TASK PROMPT: In the passage about Kajee and the Pegging Act, who chaired the Natal Indian Judicial Committee?
===== SUPPLIED TEXT
It was not long, however, before other Municipalities in the province seeing the protection given to Durban began an agitation for the extension of the Pegging Act to their areas. This probability was not unknown to Kajee. One of the experiences of the Indian Community is that what is passed as a temporary measure always finds permanence in government legislation, and Kajee was fully aware of the unlikelihood of the Pegging Act falling away after its three-year period. He had behind him what had happened to the Transvaal pegging act of 1939. This too was described as a temporary measure, only to be re-enactive annually, until it in fact took its place in a very general law passed in 1946. The effect of the Pegging Act on Indians in Durban was in many ways disastrous. It confined them to fixed residential areas and gravely affected their economic activities. The areas in which their freedom of move­ment was not restricted were small and over-crowded, with the result that property values soared beyond even the levels caused by war inflation.

Kajee's problem at this time was twofold. First he had to do all in his power to prevent the extension of the Pegging Act to other towns than Natal. The second, he had to discover some means by which he might ensure that the Pegging Act would fall away at the end of its three years, or provide some alternative scheme which would be acceptable to the Government and to the public, These two problems occupied much of his waking life. At the same time he, together with Mr. S. R. Naidoo had accepted appointment to the Natal Indian Judicial Committee, of which Mr. Justice F. N. Broome was once more Chairman. Added to this volume of work Kajee had to play his part as an official of the Natal Indian Congress in the collection and the formulation of evidence to be submitted to the Commission. And though there appears to be a contradiction in his work as a Commissioner and his duty as an Official of Congress, he was able to relate both to the satisfaction of the Chairman who, we may believe, was a little concerned about Kajee's dual role.

It is easier at this stage of the narrative to follow Kajee in his tacties over the Pegging Act instead of as a Commissioner investigating Indian life and labour. Much evidence was given before the Commission which, in the event, was never used, for the Commission was eventually suspended in the tumbling circumstances of the time. Though Kajee expected much of the Commission's investigations, and indeed was very hopeful about its final outcome, his energies at this time were devoted to discovering alternatives to the Pegging Act.

For years Kajee had become aware of what he believ­ed to be was an extraordinary conclusion in European minds about the nature of the Indian problem. He knew of course, the prejudice which besets Europeans living amongst coloured people, and he was quick to understand the fears which obsess Europeans regarding their economic and political supremacy. But the causes of hostility had not been accurately defined. In his search for these causes he was convinced that the main objection of Europeans was a distaste of living in close proximity to Indians. This was not a novel discovery. Indians on their side have always agreed that they have no particular desire to live among Europeans. It was one of Kajee's oft-recurring declarations that all over the world people of the same race, culture and religion, congregate together for residence. The natural affinities make possible a voluntary segregation. At all times there are occasional flights from the herd, when individuals leave their own and pass into another territory. These individual cases, Kajee maintained, should not call for the government legislation discriminating against whole communities.
==========
===== MATERIAL SUPPLIED
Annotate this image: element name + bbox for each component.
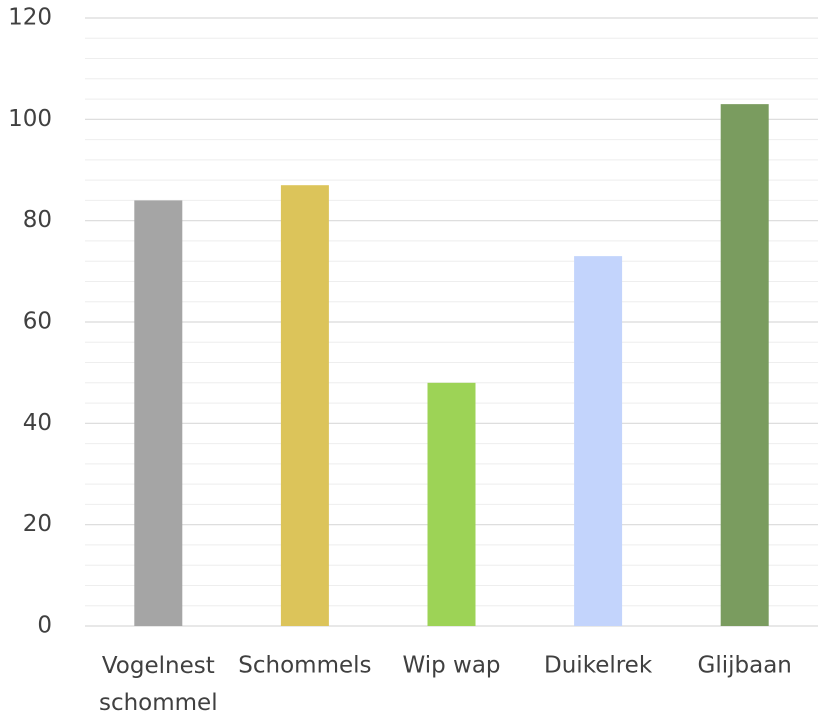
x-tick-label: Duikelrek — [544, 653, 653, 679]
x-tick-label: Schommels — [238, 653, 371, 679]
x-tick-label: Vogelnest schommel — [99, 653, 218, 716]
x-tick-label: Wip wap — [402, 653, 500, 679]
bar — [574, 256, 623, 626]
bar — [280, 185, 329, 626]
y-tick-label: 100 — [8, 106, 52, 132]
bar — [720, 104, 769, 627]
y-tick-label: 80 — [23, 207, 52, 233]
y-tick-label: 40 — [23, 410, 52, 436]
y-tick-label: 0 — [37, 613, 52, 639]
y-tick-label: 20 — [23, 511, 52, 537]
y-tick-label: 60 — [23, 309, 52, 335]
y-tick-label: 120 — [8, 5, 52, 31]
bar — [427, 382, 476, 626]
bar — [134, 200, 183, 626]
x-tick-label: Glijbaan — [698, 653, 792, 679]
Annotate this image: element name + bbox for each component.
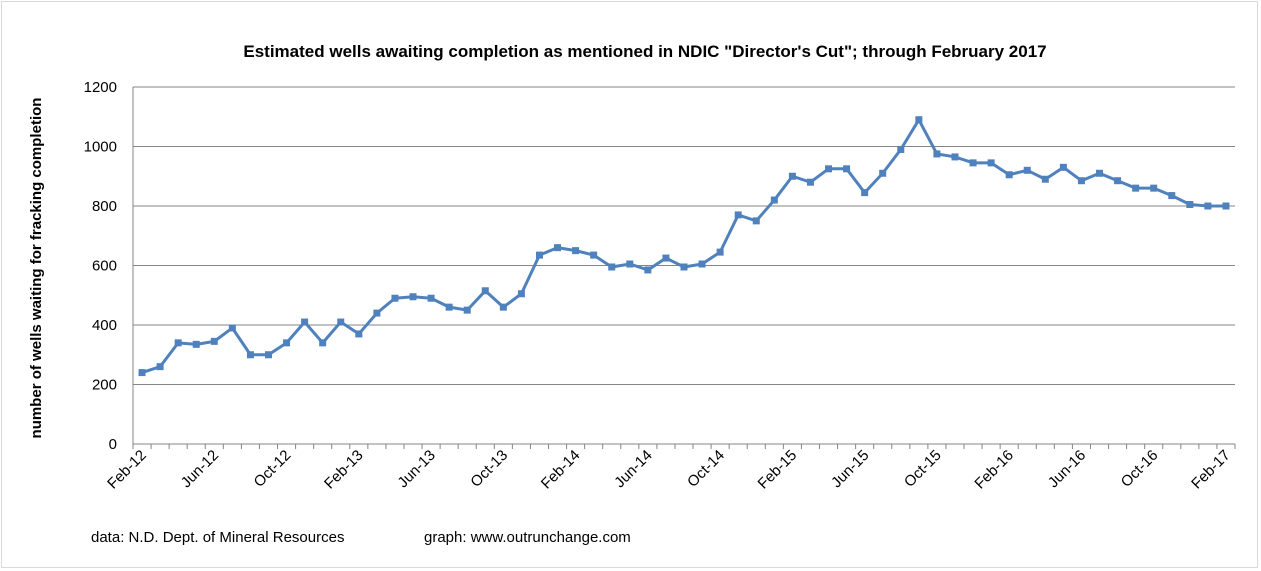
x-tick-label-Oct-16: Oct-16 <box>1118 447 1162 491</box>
==========
RESULT FOR THIS TASK: Mr. Justice F. N. Broome